• Problem requirements:
Write out each entry, exactly the way it appears.

---------- Information shown ----------

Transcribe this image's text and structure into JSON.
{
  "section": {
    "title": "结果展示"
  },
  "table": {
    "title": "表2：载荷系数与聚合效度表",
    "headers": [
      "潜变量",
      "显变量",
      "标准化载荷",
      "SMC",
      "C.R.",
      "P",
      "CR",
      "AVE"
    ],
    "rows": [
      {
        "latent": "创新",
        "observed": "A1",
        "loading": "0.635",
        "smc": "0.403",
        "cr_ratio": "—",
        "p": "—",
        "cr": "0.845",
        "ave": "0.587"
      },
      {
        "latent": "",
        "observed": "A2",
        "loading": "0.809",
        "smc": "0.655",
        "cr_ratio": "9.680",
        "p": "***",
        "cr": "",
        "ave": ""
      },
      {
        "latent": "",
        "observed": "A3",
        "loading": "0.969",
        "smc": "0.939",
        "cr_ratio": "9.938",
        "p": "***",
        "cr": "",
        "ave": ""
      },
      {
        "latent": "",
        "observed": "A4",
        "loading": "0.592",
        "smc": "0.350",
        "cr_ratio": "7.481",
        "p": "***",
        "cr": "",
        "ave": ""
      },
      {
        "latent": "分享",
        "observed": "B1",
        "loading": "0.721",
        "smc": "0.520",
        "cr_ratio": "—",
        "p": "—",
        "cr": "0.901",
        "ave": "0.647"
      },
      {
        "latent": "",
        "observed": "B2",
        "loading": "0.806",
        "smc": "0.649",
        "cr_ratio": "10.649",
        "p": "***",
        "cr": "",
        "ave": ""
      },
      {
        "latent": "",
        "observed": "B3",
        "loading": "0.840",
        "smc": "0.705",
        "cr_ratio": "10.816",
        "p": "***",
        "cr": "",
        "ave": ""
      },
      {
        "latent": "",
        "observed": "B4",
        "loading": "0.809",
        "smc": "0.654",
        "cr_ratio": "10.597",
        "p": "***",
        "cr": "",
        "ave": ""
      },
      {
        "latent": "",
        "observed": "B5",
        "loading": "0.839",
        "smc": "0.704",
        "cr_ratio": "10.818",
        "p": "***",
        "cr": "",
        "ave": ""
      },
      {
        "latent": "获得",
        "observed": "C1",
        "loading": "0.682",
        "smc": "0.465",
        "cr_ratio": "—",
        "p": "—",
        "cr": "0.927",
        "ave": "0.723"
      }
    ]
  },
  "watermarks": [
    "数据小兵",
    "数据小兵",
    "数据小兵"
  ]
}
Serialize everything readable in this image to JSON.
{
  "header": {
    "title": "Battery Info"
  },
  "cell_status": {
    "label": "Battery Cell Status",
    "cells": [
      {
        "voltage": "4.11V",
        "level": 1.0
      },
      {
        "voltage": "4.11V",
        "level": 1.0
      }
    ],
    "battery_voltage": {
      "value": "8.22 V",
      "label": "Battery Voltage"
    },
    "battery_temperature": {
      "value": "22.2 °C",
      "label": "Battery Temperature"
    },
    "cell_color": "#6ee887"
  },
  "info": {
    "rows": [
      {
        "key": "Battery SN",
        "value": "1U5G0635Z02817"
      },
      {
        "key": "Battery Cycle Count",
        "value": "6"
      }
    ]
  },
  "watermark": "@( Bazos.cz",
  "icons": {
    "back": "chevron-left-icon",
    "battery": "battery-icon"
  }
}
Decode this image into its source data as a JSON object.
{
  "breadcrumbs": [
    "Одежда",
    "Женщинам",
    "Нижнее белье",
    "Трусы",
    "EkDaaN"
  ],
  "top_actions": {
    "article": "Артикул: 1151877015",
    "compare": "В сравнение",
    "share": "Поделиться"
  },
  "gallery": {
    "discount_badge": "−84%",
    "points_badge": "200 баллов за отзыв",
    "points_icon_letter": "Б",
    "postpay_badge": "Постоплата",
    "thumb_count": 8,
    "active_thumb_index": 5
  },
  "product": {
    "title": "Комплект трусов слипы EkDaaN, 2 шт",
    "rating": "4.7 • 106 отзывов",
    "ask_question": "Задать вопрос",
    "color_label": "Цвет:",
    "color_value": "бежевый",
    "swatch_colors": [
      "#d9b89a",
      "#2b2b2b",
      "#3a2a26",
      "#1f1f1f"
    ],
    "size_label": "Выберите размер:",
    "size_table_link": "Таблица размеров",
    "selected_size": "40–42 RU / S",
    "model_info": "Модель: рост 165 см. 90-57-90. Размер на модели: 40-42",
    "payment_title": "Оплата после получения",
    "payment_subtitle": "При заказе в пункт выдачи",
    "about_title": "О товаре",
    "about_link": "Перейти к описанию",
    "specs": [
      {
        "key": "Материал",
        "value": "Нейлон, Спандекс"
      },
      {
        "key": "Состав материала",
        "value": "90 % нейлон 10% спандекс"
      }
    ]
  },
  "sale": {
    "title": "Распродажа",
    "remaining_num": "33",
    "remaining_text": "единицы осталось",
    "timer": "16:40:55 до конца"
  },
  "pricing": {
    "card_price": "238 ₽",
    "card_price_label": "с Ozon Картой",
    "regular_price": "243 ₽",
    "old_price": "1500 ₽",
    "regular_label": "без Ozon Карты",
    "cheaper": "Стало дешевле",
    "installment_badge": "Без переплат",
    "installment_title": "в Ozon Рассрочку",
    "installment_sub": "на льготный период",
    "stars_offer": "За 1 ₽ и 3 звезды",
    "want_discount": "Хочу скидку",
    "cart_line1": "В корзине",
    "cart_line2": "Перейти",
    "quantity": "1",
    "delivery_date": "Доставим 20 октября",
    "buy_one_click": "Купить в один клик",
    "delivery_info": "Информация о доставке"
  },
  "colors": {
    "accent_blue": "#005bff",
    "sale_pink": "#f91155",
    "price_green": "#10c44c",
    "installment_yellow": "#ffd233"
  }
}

----------

• Exercise response:
Transcribe this image's text and structure into JSON.
{
  "section": {
    "title": "结果展示"
  },
  "table": {
    "title": "表2：载荷系数与聚合效度表",
    "headers": [
      "潜变量",
      "显变量",
      "标准化载荷",
      "SMC",
      "C.R.",
      "P",
      "CR",
      "AVE"
    ],
    "rows": [
      {
        "latent": "创新",
        "observed": "A1",
        "loading": "0.635",
        "smc": "0.403",
        "cr_ratio": "—",
        "p": "—",
        "cr": "0.845",
        "ave": "0.587"
      },
      {
        "latent": "",
        "observed": "A2",
        "loading": "0.809",
        "smc": "0.655",
        "cr_ratio": "9.680",
        "p": "***",
        "cr": "",
        "ave": ""
      },
      {
        "latent": "",
        "observed": "A3",
        "loading": "0.969",
        "smc": "0.939",
        "cr_ratio": "9.938",
        "p": "***",
        "cr": "",
        "ave": ""
      },
      {
        "latent": "",
        "observed": "A4",
        "loading": "0.592",
        "smc": "0.350",
        "cr_ratio": "7.481",
        "p": "***",
        "cr": "",
        "ave": ""
      },
      {
        "latent": "分享",
        "observed": "B1",
        "loading": "0.721",
        "smc": "0.520",
        "cr_ratio": "—",
        "p": "—",
        "cr": "0.901",
        "ave": "0.647"
      },
      {
        "latent": "",
        "observed": "B2",
        "loading": "0.806",
        "smc": "0.649",
        "cr_ratio": "10.649",
        "p": "***",
        "cr": "",
        "ave": ""
      },
      {
        "latent": "",
        "observed": "B3",
        "loading": "0.840",
        "smc": "0.705",
        "cr_ratio": "10.816",
        "p": "***",
        "cr": "",
        "ave": ""
      },
      {
        "latent": "",
        "observed": "B4",
        "loading": "0.809",
        "smc": "0.654",
        "cr_ratio": "10.597",
        "p": "***",
        "cr": "",
        "ave": ""
      },
      {
        "latent": "",
        "observed": "B5",
        "loading": "0.839",
        "smc": "0.704",
        "cr_ratio": "10.818",
        "p": "***",
        "cr": "",
        "ave": ""
      },
      {
        "latent": "获得",
        "observed": "C1",
        "loading": "0.682",
        "smc": "0.465",
        "cr_ratio": "—",
        "p": "—",
        "cr": "0.927",
        "ave": "0.723"
      }
    ]
  },
  "watermarks": [
    "数据小兵",
    "数据小兵",
    "数据小兵"
  ]
}
Serialize everything readable in this image to JSON.
{
  "header": {
    "title": "Battery Info"
  },
  "cell_status": {
    "label": "Battery Cell Status",
    "cells": [
      {
        "voltage": "4.11V",
        "level": 1.0
      },
      {
        "voltage": "4.11V",
        "level": 1.0
      }
    ],
    "battery_voltage": {
      "value": "8.22 V",
      "label": "Battery Voltage"
    },
    "battery_temperature": {
      "value": "22.2 °C",
      "label": "Battery Temperature"
    },
    "cell_color": "#6ee887"
  },
  "info": {
    "rows": [
      {
        "key": "Battery SN",
        "value": "1U5G0635Z02817"
      },
      {
        "key": "Battery Cycle Count",
        "value": "6"
      }
    ]
  },
  "watermark": "@( Bazos.cz",
  "icons": {
    "back": "chevron-left-icon",
    "battery": "battery-icon"
  }
}
Decode this image into its source data as a JSON object.
{
  "breadcrumbs": [
    "Одежда",
    "Женщинам",
    "Нижнее белье",
    "Трусы",
    "EkDaaN"
  ],
  "top_actions": {
    "article": "Артикул: 1151877015",
    "compare": "В сравнение",
    "share": "Поделиться"
  },
  "gallery": {
    "discount_badge": "−84%",
    "points_badge": "200 баллов за отзыв",
    "points_icon_letter": "Б",
    "postpay_badge": "Постоплата",
    "thumb_count": 8,
    "active_thumb_index": 5
  },
  "product": {
    "title": "Комплект трусов слипы EkDaaN, 2 шт",
    "rating": "4.7 • 106 отзывов",
    "ask_question": "Задать вопрос",
    "color_label": "Цвет:",
    "color_value": "бежевый",
    "swatch_colors": [
      "#d9b89a",
      "#2b2b2b",
      "#3a2a26",
      "#1f1f1f"
    ],
    "size_label": "Выберите размер:",
    "size_table_link": "Таблица размеров",
    "selected_size": "40–42 RU / S",
    "model_info": "Модель: рост 165 см. 90-57-90. Размер на модели: 40-42",
    "payment_title": "Оплата после получения",
    "payment_subtitle": "При заказе в пункт выдачи",
    "about_title": "О товаре",
    "about_link": "Перейти к описанию",
    "specs": [
      {
        "key": "Материал",
        "value": "Нейлон, Спандекс"
      },
      {
        "key": "Состав материала",
        "value": "90 % нейлон 10% спандекс"
      }
    ]
  },
  "sale": {
    "title": "Распродажа",
    "remaining_num": "33",
    "remaining_text": "единицы осталось",
    "timer": "16:40:55 до конца"
  },
  "pricing": {
    "card_price": "238 ₽",
    "card_price_label": "с Ozon Картой",
    "regular_price": "243 ₽",
    "old_price": "1500 ₽",
    "regular_label": "без Ozon Карты",
    "cheaper": "Стало дешевле",
    "installment_badge": "Без переплат",
    "installment_title": "в Ozon Рассрочку",
    "installment_sub": "на льготный период",
    "stars_offer": "За 1 ₽ и 3 звезды",
    "want_discount": "Хочу скидку",
    "cart_line1": "В корзине",
    "cart_line2": "Перейти",
    "quantity": "1",
    "delivery_date": "Доставим 20 октября",
    "buy_one_click": "Купить в один клик",
    "delivery_info": "Информация о доставке"
  },
  "colors": {
    "accent_blue": "#005bff",
    "sale_pink": "#f91155",
    "price_green": "#10c44c",
    "installment_yellow": "#ffd233"
  }
}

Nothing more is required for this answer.